START

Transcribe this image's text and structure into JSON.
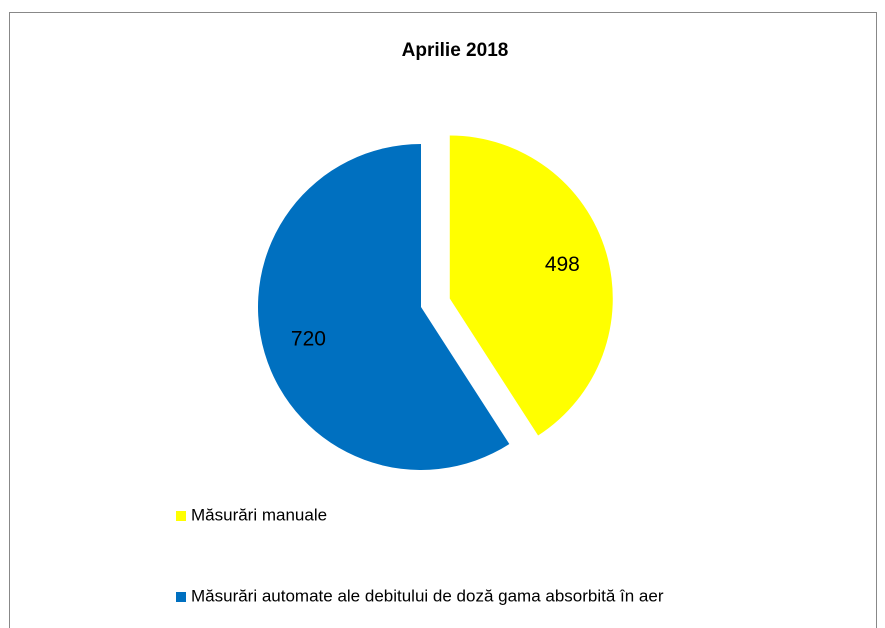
{
  "chart_data": {
    "type": "pie",
    "title": "Aprilie 2018",
    "categories": [
      "Măsurări manuale",
      "Măsurări automate ale debitului de doză gama absorbită în aer"
    ],
    "values": [
      498,
      720
    ],
    "colors": [
      "#ffff00",
      "#0070c0"
    ],
    "exploded": [
      true,
      false
    ]
  }
}
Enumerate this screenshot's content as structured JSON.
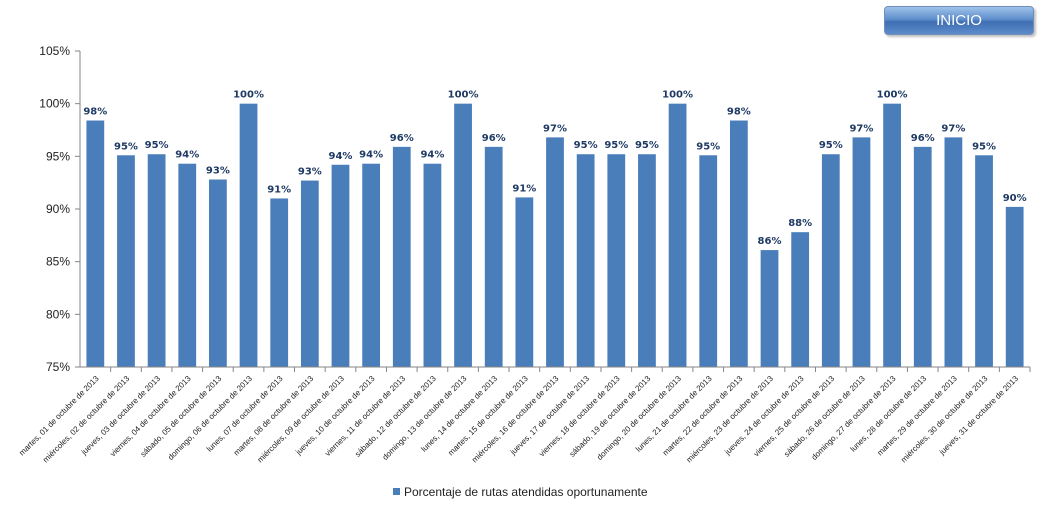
{
  "nav": {
    "inicio_label": "INICIO"
  },
  "colors": {
    "bar": "#4a7ebb",
    "axis": "#868686",
    "label": "#1f3a64"
  },
  "chart_data": {
    "type": "bar",
    "categories": [
      "martes, 01 de octubre de 2013",
      "miércoles, 02 de octubre de 2013",
      "jueves, 03 de octubre de 2013",
      "viernes, 04 de octubre de 2013",
      "sábado, 05 de octubre de 2013",
      "domingo, 06 de octubre de 2013",
      "lunes, 07 de octubre de 2013",
      "martes, 08 de octubre de 2013",
      "miércoles, 09 de octubre de 2013",
      "jueves, 10 de octubre de 2013",
      "viernes, 11 de octubre de 2013",
      "sábado, 12 de octubre de 2013",
      "domingo, 13 de octubre de 2013",
      "lunes, 14 de octubre de 2013",
      "martes, 15 de octubre de 2013",
      "miércoles, 16 de octubre de 2013",
      "jueves, 17 de octubre de 2013",
      "viernes, 18 de octubre de 2013",
      "sábado, 19 de octubre de 2013",
      "domingo, 20 de octubre de 2013",
      "lunes, 21 de octubre de 2013",
      "martes, 22 de octubre de 2013",
      "miércoles, 23 de octubre de 2013",
      "jueves, 24 de octubre de 2013",
      "viernes, 25 de octubre de 2013",
      "sábado, 26 de octubre de 2013",
      "domingo, 27 de octubre de 2013",
      "lunes, 28 de octubre de 2013",
      "martes, 29 de octubre de 2013",
      "miércoles, 30 de octubre de 2013",
      "jueves, 31 de octubre de 2013"
    ],
    "series": [
      {
        "name": "Porcentaje de rutas atendidas oportunamente",
        "values": [
          98.4,
          95.1,
          95.2,
          94.3,
          92.8,
          100,
          91.0,
          92.7,
          94.2,
          94.3,
          95.9,
          94.3,
          100,
          95.9,
          91.1,
          96.8,
          95.2,
          95.2,
          95.2,
          100,
          95.1,
          98.4,
          86.1,
          87.8,
          95.2,
          96.8,
          100,
          95.9,
          96.8,
          95.1,
          90.2
        ],
        "labels": [
          "98%",
          "95%",
          "95%",
          "94%",
          "93%",
          "100%",
          "91%",
          "93%",
          "94%",
          "94%",
          "96%",
          "94%",
          "100%",
          "96%",
          "91%",
          "97%",
          "95%",
          "95%",
          "95%",
          "100%",
          "95%",
          "98%",
          "86%",
          "88%",
          "95%",
          "97%",
          "100%",
          "96%",
          "97%",
          "95%",
          "90%"
        ]
      }
    ],
    "ylim": [
      75,
      105
    ],
    "yticks": [
      "75%",
      "80%",
      "85%",
      "90%",
      "95%",
      "100%",
      "105%"
    ],
    "ytick_values": [
      75,
      80,
      85,
      90,
      95,
      100,
      105
    ],
    "grid": false,
    "legend_position": "bottom-center"
  }
}
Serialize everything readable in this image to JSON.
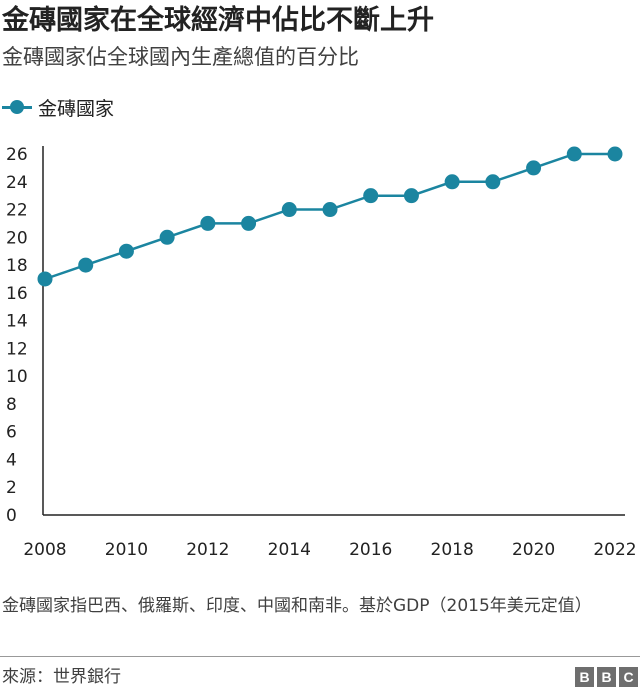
{
  "header": {
    "title": "金磚國家在全球經濟中佔比不斷上升",
    "subtitle": "金磚國家佔全球國內生產總值的百分比"
  },
  "legend": {
    "label": "金磚國家"
  },
  "colors": {
    "series": "#1b85a0",
    "axis": "#222222",
    "text": "#222222"
  },
  "chart_data": {
    "type": "line",
    "x": [
      2008,
      2009,
      2010,
      2011,
      2012,
      2013,
      2014,
      2015,
      2016,
      2017,
      2018,
      2019,
      2020,
      2021,
      2022
    ],
    "series": [
      {
        "name": "金磚國家",
        "values": [
          17,
          18,
          19,
          20,
          21,
          21,
          22,
          22,
          23,
          23,
          24,
          24,
          25,
          26,
          26
        ]
      }
    ],
    "x_ticks": [
      2008,
      2010,
      2012,
      2014,
      2016,
      2018,
      2020,
      2022
    ],
    "y_ticks": [
      0,
      2,
      4,
      6,
      8,
      10,
      12,
      14,
      16,
      18,
      20,
      22,
      24,
      26
    ],
    "xlim": [
      2008,
      2022
    ],
    "ylim": [
      0,
      26
    ],
    "grid": false,
    "legend_position": "top-left"
  },
  "footer": {
    "note": "金磚國家指巴西、俄羅斯、印度、中國和南非。基於GDP（2015年美元定值）",
    "source": "來源：世界銀行",
    "logo": [
      "B",
      "B",
      "C"
    ]
  }
}
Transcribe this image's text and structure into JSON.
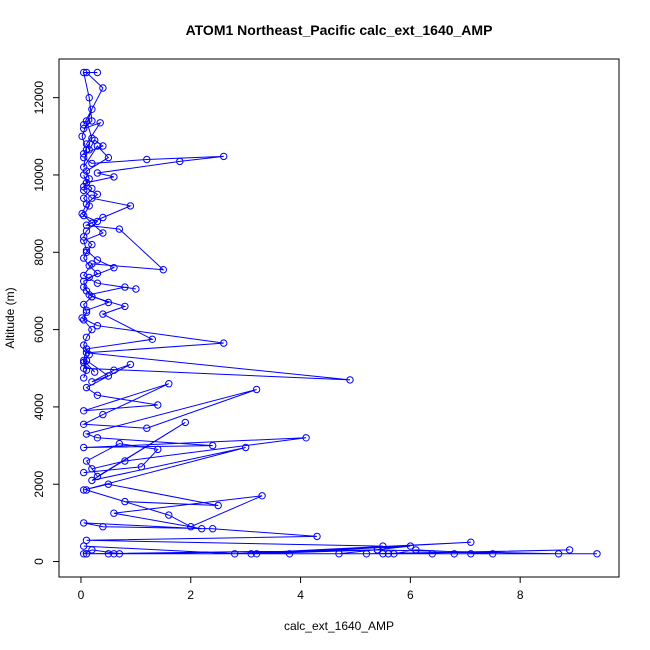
{
  "chart_data": {
    "type": "line",
    "title": "ATOM1 Northeast_Pacific calc_ext_1640_AMP",
    "xlabel": "calc_ext_1640_AMP",
    "ylabel": "Altitude (m)",
    "xlim": [
      -0.4,
      9.8
    ],
    "ylim": [
      -400,
      13000
    ],
    "xticks": [
      0,
      2,
      4,
      6,
      8
    ],
    "yticks": [
      0,
      2000,
      4000,
      6000,
      8000,
      10000,
      12000
    ],
    "xtick_labels": [
      "0",
      "2",
      "4",
      "6",
      "8"
    ],
    "ytick_labels": [
      "0",
      "2000",
      "4000",
      "6000",
      "8000",
      "10000",
      "12000"
    ],
    "series_color": "#0000ff",
    "markers": "open-circle",
    "series": [
      {
        "x": [
          0.1,
          0.4,
          0.05,
          0.2,
          0.02,
          0.1,
          0.05,
          0.3,
          0.5,
          0.1,
          0.15,
          0.05,
          0.3,
          0.1,
          0.02,
          0.2,
          0.4,
          0.05,
          0.1,
          0.3,
          0.6,
          0.15,
          0.05,
          0.2,
          0.8,
          0.4,
          1.3,
          0.1,
          0.05,
          0.25
        ],
        "y": [
          12650,
          12250,
          11300,
          11700,
          11000,
          10650,
          10200,
          10750,
          10450,
          10100,
          9900,
          9700,
          9500,
          9250,
          9000,
          8750,
          8500,
          8300,
          8050,
          7800,
          7600,
          7350,
          7100,
          6850,
          6600,
          6400,
          5750,
          5500,
          5200,
          4900
        ]
      },
      {
        "x": [
          0.05,
          0.2,
          1.2,
          2.6,
          1.8,
          0.3,
          0.6,
          0.1,
          0.05,
          0.2,
          0.9,
          0.4,
          0.1,
          0.7,
          1.5,
          0.2,
          0.05,
          0.3,
          1.0,
          0.8,
          0.15,
          0.5,
          0.1
        ],
        "y": [
          10450,
          10300,
          10400,
          10480,
          10350,
          10050,
          9950,
          9800,
          9600,
          9400,
          9200,
          8900,
          8700,
          8600,
          7550,
          7700,
          7400,
          7200,
          7050,
          7100,
          6900,
          6700,
          6500
        ]
      },
      {
        "x": [
          0.02,
          0.3,
          2.6,
          0.1,
          4.9,
          0.05,
          0.1,
          0.5,
          0.2,
          0.6,
          0.9,
          0.1,
          0.3,
          1.4,
          0.05,
          1.6,
          0.4,
          0.05,
          1.2,
          3.2,
          0.1,
          0.3,
          2.4,
          0.05,
          4.1,
          0.8,
          0.2
        ],
        "y": [
          6300,
          6100,
          5650,
          5400,
          4700,
          5000,
          5200,
          4800,
          4650,
          4950,
          5100,
          4500,
          4300,
          4050,
          3900,
          4600,
          3800,
          3550,
          3450,
          4450,
          3300,
          3200,
          3000,
          2950,
          3200,
          2600,
          2400
        ]
      },
      {
        "x": [
          0.05,
          1.1,
          1.4,
          0.7,
          0.1,
          0.3,
          1.9,
          0.2,
          3.0,
          0.05,
          0.5,
          2.5,
          0.8,
          0.1,
          1.6,
          2.0,
          3.3,
          0.6,
          2.2,
          0.05,
          0.4,
          2.4,
          4.3,
          0.1,
          5.5
        ],
        "y": [
          2300,
          2450,
          2900,
          3050,
          2600,
          2200,
          3600,
          2100,
          2950,
          1850,
          2000,
          1450,
          1550,
          1850,
          1200,
          900,
          1700,
          1250,
          850,
          1000,
          900,
          850,
          650,
          550,
          400
        ]
      },
      {
        "x": [
          0.05,
          2.8,
          7.1,
          3.1,
          5.4,
          8.7,
          4.7,
          6.0,
          3.2,
          6.4,
          5.5,
          9.4,
          3.8,
          6.8,
          5.2,
          8.9,
          5.6,
          7.5,
          6.1,
          5.7,
          7.1,
          0.1,
          5.4,
          0.6,
          0.05,
          0.2,
          0.7,
          0.5,
          0.1
        ],
        "y": [
          400,
          200,
          500,
          200,
          300,
          200,
          200,
          400,
          200,
          200,
          200,
          200,
          200,
          200,
          200,
          300,
          200,
          200,
          300,
          200,
          200,
          200,
          300,
          200,
          200,
          300,
          200,
          200,
          200
        ]
      },
      {
        "x": [
          0.3,
          0.05,
          0.15,
          0.2,
          0.05,
          0.35,
          0.1,
          0.15,
          0.25,
          0.4,
          0.05,
          0.2,
          0.1
        ],
        "y": [
          12650,
          12650,
          12000,
          11400,
          11200,
          11350,
          10800,
          10650,
          10900,
          10750,
          10550,
          10950,
          11400
        ]
      },
      {
        "x": [
          0.05,
          0.1,
          0.2,
          0.05,
          0.15,
          0.05,
          0.3,
          0.1,
          0.05,
          0.2,
          0.1,
          0.05,
          0.15,
          0.3,
          0.05,
          0.1,
          0.2,
          0.05,
          0.1,
          0.05,
          0.2,
          0.1,
          0.05,
          0.15,
          0.05,
          0.1,
          0.05
        ],
        "y": [
          10000,
          9800,
          9650,
          9400,
          9200,
          8950,
          8800,
          8550,
          8400,
          8200,
          8000,
          7850,
          7650,
          7450,
          7250,
          7000,
          6850,
          6650,
          6450,
          6250,
          6000,
          5800,
          5600,
          5350,
          5150,
          4950,
          4750
        ]
      }
    ]
  }
}
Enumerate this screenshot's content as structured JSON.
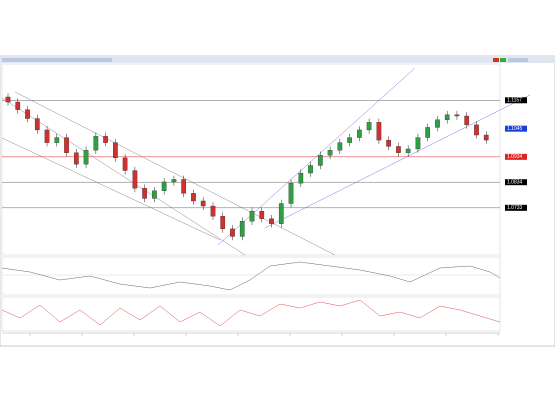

END

Task goal:
Look over the records above and copy each line that includes the string "jueves".

Reply:
      "jueves, 03 de octubre de 2013",
      "jueves, 10 de octubre de 2013",
      "jueves, 17 de octubre de 2013",
      "jueves, 24 de octubre de 2013",
      "jueves, 31 de octubre de 2013"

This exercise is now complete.